Material for this exercise Start Marker

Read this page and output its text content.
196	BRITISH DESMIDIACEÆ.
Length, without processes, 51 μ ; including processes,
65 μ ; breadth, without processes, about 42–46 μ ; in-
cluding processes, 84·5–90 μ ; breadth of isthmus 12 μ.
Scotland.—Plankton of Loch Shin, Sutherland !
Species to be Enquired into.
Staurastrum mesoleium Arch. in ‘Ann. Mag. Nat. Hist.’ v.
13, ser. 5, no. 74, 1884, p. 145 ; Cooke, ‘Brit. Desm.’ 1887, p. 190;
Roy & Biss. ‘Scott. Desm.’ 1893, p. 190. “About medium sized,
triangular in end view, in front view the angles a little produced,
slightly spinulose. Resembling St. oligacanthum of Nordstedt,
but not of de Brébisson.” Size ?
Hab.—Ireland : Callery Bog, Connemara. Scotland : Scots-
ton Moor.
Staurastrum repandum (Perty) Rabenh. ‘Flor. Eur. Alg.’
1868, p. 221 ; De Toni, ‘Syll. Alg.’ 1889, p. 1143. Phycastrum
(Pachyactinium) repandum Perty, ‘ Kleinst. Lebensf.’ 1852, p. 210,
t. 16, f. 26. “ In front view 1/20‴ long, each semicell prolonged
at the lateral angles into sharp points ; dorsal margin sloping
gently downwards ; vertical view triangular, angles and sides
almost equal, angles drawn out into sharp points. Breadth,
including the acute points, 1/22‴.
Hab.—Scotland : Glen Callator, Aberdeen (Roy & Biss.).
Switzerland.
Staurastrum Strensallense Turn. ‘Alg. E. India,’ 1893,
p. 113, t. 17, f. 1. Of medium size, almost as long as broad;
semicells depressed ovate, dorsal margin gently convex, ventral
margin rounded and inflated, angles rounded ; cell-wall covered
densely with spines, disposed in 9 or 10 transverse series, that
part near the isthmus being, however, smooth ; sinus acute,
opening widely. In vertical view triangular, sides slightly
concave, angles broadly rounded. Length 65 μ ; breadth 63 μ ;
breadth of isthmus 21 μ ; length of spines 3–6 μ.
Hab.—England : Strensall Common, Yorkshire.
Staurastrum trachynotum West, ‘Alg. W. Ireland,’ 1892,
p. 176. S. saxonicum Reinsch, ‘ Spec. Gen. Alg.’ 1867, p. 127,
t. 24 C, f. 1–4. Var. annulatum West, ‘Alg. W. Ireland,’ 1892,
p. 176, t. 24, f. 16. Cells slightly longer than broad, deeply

Material for this exercise End Marker

## What you should do
The task requires each record above to be restated exactly.

## Response below
Read this page and output its text content.
196	BRITISH DESMIDIACEÆ.
Length, without processes, 51 μ ; including processes,
65 μ ; breadth, without processes, about 42–46 μ ; in-
cluding processes, 84·5–90 μ ; breadth of isthmus 12 μ.
Scotland.—Plankton of Loch Shin, Sutherland !
Species to be Enquired into.
Staurastrum mesoleium Arch. in ‘Ann. Mag. Nat. Hist.’ v.
13, ser. 5, no. 74, 1884, p. 145 ; Cooke, ‘Brit. Desm.’ 1887, p. 190;
Roy & Biss. ‘Scott. Desm.’ 1893, p. 190. “About medium sized,
triangular in end view, in front view the angles a little produced,
slightly spinulose. Resembling St. oligacanthum of Nordstedt,
but not of de Brébisson.” Size ?
Hab.—Ireland : Callery Bog, Connemara. Scotland : Scots-
ton Moor.
Staurastrum repandum (Perty) Rabenh. ‘Flor. Eur. Alg.’
1868, p. 221 ; De Toni, ‘Syll. Alg.’ 1889, p. 1143. Phycastrum
(Pachyactinium) repandum Perty, ‘ Kleinst. Lebensf.’ 1852, p. 210,
t. 16, f. 26. “ In front view 1/20‴ long, each semicell prolonged
at the lateral angles into sharp points ; dorsal margin sloping
gently downwards ; vertical view triangular, angles and sides
almost equal, angles drawn out into sharp points. Breadth,
including the acute points, 1/22‴.
Hab.—Scotland : Glen Callator, Aberdeen (Roy & Biss.).
Switzerland.
Staurastrum Strensallense Turn. ‘Alg. E. India,’ 1893,
p. 113, t. 17, f. 1. Of medium size, almost as long as broad;
semicells depressed ovate, dorsal margin gently convex, ventral
margin rounded and inflated, angles rounded ; cell-wall covered
densely with spines, disposed in 9 or 10 transverse series, that
part near the isthmus being, however, smooth ; sinus acute,
opening widely. In vertical view triangular, sides slightly
concave, angles broadly rounded. Length 65 μ ; breadth 63 μ ;
breadth of isthmus 21 μ ; length of spines 3–6 μ.
Hab.—England : Strensall Common, Yorkshire.
Staurastrum trachynotum West, ‘Alg. W. Ireland,’ 1892,
p. 176. S. saxonicum Reinsch, ‘ Spec. Gen. Alg.’ 1867, p. 127,
t. 24 C, f. 1–4. Var. annulatum West, ‘Alg. W. Ireland,’ 1892,
p. 176, t. 24, f. 16. Cells slightly longer than broad, deeply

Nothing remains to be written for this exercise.